WHAT NEEDS TO BE DONE: Restate the entries word for word, omitting nothing.

DATA ENTRIES:
☆ ☆ ☆
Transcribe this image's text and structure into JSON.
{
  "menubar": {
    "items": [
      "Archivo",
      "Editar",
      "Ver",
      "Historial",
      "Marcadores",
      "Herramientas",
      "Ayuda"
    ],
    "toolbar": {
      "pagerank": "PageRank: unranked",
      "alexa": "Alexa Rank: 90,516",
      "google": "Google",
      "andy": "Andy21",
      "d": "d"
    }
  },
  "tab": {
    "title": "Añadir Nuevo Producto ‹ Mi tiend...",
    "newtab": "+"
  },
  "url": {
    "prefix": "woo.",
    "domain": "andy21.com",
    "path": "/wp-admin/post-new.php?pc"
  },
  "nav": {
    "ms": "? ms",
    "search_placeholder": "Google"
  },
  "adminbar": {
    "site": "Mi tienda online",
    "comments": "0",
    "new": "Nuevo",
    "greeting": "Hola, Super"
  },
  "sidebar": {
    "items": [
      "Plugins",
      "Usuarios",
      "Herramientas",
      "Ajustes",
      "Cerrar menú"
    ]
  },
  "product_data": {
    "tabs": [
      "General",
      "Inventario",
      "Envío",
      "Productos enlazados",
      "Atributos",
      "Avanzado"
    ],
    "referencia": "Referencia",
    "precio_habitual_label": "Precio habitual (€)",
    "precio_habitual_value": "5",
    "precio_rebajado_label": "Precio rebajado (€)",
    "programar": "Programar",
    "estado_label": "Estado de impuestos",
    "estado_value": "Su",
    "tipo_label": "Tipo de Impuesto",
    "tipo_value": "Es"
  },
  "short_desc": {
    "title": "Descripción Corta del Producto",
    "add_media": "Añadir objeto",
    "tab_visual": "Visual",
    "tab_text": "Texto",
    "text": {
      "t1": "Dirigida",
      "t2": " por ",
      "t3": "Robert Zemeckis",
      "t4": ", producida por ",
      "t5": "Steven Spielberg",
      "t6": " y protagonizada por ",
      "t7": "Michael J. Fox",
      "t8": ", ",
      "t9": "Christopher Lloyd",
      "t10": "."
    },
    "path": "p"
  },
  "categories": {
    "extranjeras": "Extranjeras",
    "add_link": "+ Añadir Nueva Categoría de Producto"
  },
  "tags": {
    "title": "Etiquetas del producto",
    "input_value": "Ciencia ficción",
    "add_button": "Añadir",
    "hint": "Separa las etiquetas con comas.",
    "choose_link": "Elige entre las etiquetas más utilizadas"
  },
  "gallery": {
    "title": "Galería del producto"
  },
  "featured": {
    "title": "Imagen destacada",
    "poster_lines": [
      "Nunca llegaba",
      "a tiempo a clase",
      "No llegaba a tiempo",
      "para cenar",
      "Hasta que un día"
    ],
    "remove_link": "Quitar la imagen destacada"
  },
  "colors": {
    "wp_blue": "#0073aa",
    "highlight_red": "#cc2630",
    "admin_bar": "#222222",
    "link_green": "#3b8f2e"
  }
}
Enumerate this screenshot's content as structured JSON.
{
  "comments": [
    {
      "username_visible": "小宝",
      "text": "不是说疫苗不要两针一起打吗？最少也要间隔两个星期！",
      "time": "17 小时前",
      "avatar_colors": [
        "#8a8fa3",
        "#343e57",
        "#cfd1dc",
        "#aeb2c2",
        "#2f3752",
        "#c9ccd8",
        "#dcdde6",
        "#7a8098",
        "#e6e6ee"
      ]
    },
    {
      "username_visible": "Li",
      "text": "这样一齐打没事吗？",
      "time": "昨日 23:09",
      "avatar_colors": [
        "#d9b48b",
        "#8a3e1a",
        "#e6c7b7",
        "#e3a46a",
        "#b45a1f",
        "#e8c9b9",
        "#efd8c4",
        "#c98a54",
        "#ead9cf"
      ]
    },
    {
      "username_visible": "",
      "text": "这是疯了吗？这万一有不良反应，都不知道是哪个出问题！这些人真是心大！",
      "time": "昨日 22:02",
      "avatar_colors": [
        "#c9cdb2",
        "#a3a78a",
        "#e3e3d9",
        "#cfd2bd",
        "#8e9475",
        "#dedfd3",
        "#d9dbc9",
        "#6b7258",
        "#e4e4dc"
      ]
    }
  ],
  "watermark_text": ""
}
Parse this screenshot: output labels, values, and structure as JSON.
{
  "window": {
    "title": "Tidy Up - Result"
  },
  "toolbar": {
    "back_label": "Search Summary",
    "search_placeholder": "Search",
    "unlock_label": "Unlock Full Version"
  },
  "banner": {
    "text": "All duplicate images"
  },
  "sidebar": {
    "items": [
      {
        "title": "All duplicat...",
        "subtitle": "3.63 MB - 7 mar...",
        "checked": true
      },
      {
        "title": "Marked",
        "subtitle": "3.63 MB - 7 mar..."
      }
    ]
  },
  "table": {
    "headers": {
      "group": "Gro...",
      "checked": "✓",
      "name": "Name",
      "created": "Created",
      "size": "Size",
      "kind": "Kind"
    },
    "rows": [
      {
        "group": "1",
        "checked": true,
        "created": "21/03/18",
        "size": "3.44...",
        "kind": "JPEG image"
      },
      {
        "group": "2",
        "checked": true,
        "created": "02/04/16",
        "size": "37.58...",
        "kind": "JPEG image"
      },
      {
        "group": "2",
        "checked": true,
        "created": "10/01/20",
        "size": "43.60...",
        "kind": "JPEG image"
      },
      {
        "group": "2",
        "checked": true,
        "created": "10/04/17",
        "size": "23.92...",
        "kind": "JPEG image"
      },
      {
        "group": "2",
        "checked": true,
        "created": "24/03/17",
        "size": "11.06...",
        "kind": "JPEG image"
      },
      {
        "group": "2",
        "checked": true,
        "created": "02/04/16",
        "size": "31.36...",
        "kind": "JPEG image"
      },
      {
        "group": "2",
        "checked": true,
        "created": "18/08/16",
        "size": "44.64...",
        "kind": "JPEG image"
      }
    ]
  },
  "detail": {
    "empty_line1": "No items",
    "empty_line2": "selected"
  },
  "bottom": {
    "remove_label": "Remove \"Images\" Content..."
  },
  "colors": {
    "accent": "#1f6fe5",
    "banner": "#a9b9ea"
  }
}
☆ ☆ ☆
EXPECTED OUTPUT:
Transcribe this image's text and structure into JSON.
{
  "menubar": {
    "items": [
      "Archivo",
      "Editar",
      "Ver",
      "Historial",
      "Marcadores",
      "Herramientas",
      "Ayuda"
    ],
    "toolbar": {
      "pagerank": "PageRank: unranked",
      "alexa": "Alexa Rank: 90,516",
      "google": "Google",
      "andy": "Andy21",
      "d": "d"
    }
  },
  "tab": {
    "title": "Añadir Nuevo Producto ‹ Mi tiend...",
    "newtab": "+"
  },
  "url": {
    "prefix": "woo.",
    "domain": "andy21.com",
    "path": "/wp-admin/post-new.php?pc"
  },
  "nav": {
    "ms": "? ms",
    "search_placeholder": "Google"
  },
  "adminbar": {
    "site": "Mi tienda online",
    "comments": "0",
    "new": "Nuevo",
    "greeting": "Hola, Super"
  },
  "sidebar": {
    "items": [
      "Plugins",
      "Usuarios",
      "Herramientas",
      "Ajustes",
      "Cerrar menú"
    ]
  },
  "product_data": {
    "tabs": [
      "General",
      "Inventario",
      "Envío",
      "Productos enlazados",
      "Atributos",
      "Avanzado"
    ],
    "referencia": "Referencia",
    "precio_habitual_label": "Precio habitual (€)",
    "precio_habitual_value": "5",
    "precio_rebajado_label": "Precio rebajado (€)",
    "programar": "Programar",
    "estado_label": "Estado de impuestos",
    "estado_value": "Su",
    "tipo_label": "Tipo de Impuesto",
    "tipo_value": "Es"
  },
  "short_desc": {
    "title": "Descripción Corta del Producto",
    "add_media": "Añadir objeto",
    "tab_visual": "Visual",
    "tab_text": "Texto",
    "text": {
      "t1": "Dirigida",
      "t2": " por ",
      "t3": "Robert Zemeckis",
      "t4": ", producida por ",
      "t5": "Steven Spielberg",
      "t6": " y protagonizada por ",
      "t7": "Michael J. Fox",
      "t8": ", ",
      "t9": "Christopher Lloyd",
      "t10": "."
    },
    "path": "p"
  },
  "categories": {
    "extranjeras": "Extranjeras",
    "add_link": "+ Añadir Nueva Categoría de Producto"
  },
  "tags": {
    "title": "Etiquetas del producto",
    "input_value": "Ciencia ficción",
    "add_button": "Añadir",
    "hint": "Separa las etiquetas con comas.",
    "choose_link": "Elige entre las etiquetas más utilizadas"
  },
  "gallery": {
    "title": "Galería del producto"
  },
  "featured": {
    "title": "Imagen destacada",
    "poster_lines": [
      "Nunca llegaba",
      "a tiempo a clase",
      "No llegaba a tiempo",
      "para cenar",
      "Hasta que un día"
    ],
    "remove_link": "Quitar la imagen destacada"
  },
  "colors": {
    "wp_blue": "#0073aa",
    "highlight_red": "#cc2630",
    "admin_bar": "#222222",
    "link_green": "#3b8f2e"
  }
}
Enumerate this screenshot's content as structured JSON.
{
  "comments": [
    {
      "username_visible": "小宝",
      "text": "不是说疫苗不要两针一起打吗？最少也要间隔两个星期！",
      "time": "17 小时前",
      "avatar_colors": [
        "#8a8fa3",
        "#343e57",
        "#cfd1dc",
        "#aeb2c2",
        "#2f3752",
        "#c9ccd8",
        "#dcdde6",
        "#7a8098",
        "#e6e6ee"
      ]
    },
    {
      "username_visible": "Li",
      "text": "这样一齐打没事吗？",
      "time": "昨日 23:09",
      "avatar_colors": [
        "#d9b48b",
        "#8a3e1a",
        "#e6c7b7",
        "#e3a46a",
        "#b45a1f",
        "#e8c9b9",
        "#efd8c4",
        "#c98a54",
        "#ead9cf"
      ]
    },
    {
      "username_visible": "",
      "text": "这是疯了吗？这万一有不良反应，都不知道是哪个出问题！这些人真是心大！",
      "time": "昨日 22:02",
      "avatar_colors": [
        "#c9cdb2",
        "#a3a78a",
        "#e3e3d9",
        "#cfd2bd",
        "#8e9475",
        "#dedfd3",
        "#d9dbc9",
        "#6b7258",
        "#e4e4dc"
      ]
    }
  ],
  "watermark_text": ""
}
Parse this screenshot: output labels, values, and structure as JSON.
{
  "window": {
    "title": "Tidy Up - Result"
  },
  "toolbar": {
    "back_label": "Search Summary",
    "search_placeholder": "Search",
    "unlock_label": "Unlock Full Version"
  },
  "banner": {
    "text": "All duplicate images"
  },
  "sidebar": {
    "items": [
      {
        "title": "All duplicat...",
        "subtitle": "3.63 MB - 7 mar...",
        "checked": true
      },
      {
        "title": "Marked",
        "subtitle": "3.63 MB - 7 mar..."
      }
    ]
  },
  "table": {
    "headers": {
      "group": "Gro...",
      "checked": "✓",
      "name": "Name",
      "created": "Created",
      "size": "Size",
      "kind": "Kind"
    },
    "rows": [
      {
        "group": "1",
        "checked": true,
        "created": "21/03/18",
        "size": "3.44...",
        "kind": "JPEG image"
      },
      {
        "group": "2",
        "checked": true,
        "created": "02/04/16",
        "size": "37.58...",
        "kind": "JPEG image"
      },
      {
        "group": "2",
        "checked": true,
        "created": "10/01/20",
        "size": "43.60...",
        "kind": "JPEG image"
      },
      {
        "group": "2",
        "checked": true,
        "created": "10/04/17",
        "size": "23.92...",
        "kind": "JPEG image"
      },
      {
        "group": "2",
        "checked": true,
        "created": "24/03/17",
        "size": "11.06...",
        "kind": "JPEG image"
      },
      {
        "group": "2",
        "checked": true,
        "created": "02/04/16",
        "size": "31.36...",
        "kind": "JPEG image"
      },
      {
        "group": "2",
        "checked": true,
        "created": "18/08/16",
        "size": "44.64...",
        "kind": "JPEG image"
      }
    ]
  },
  "detail": {
    "empty_line1": "No items",
    "empty_line2": "selected"
  },
  "bottom": {
    "remove_label": "Remove \"Images\" Content..."
  },
  "colors": {
    "accent": "#1f6fe5",
    "banner": "#a9b9ea"
  }
}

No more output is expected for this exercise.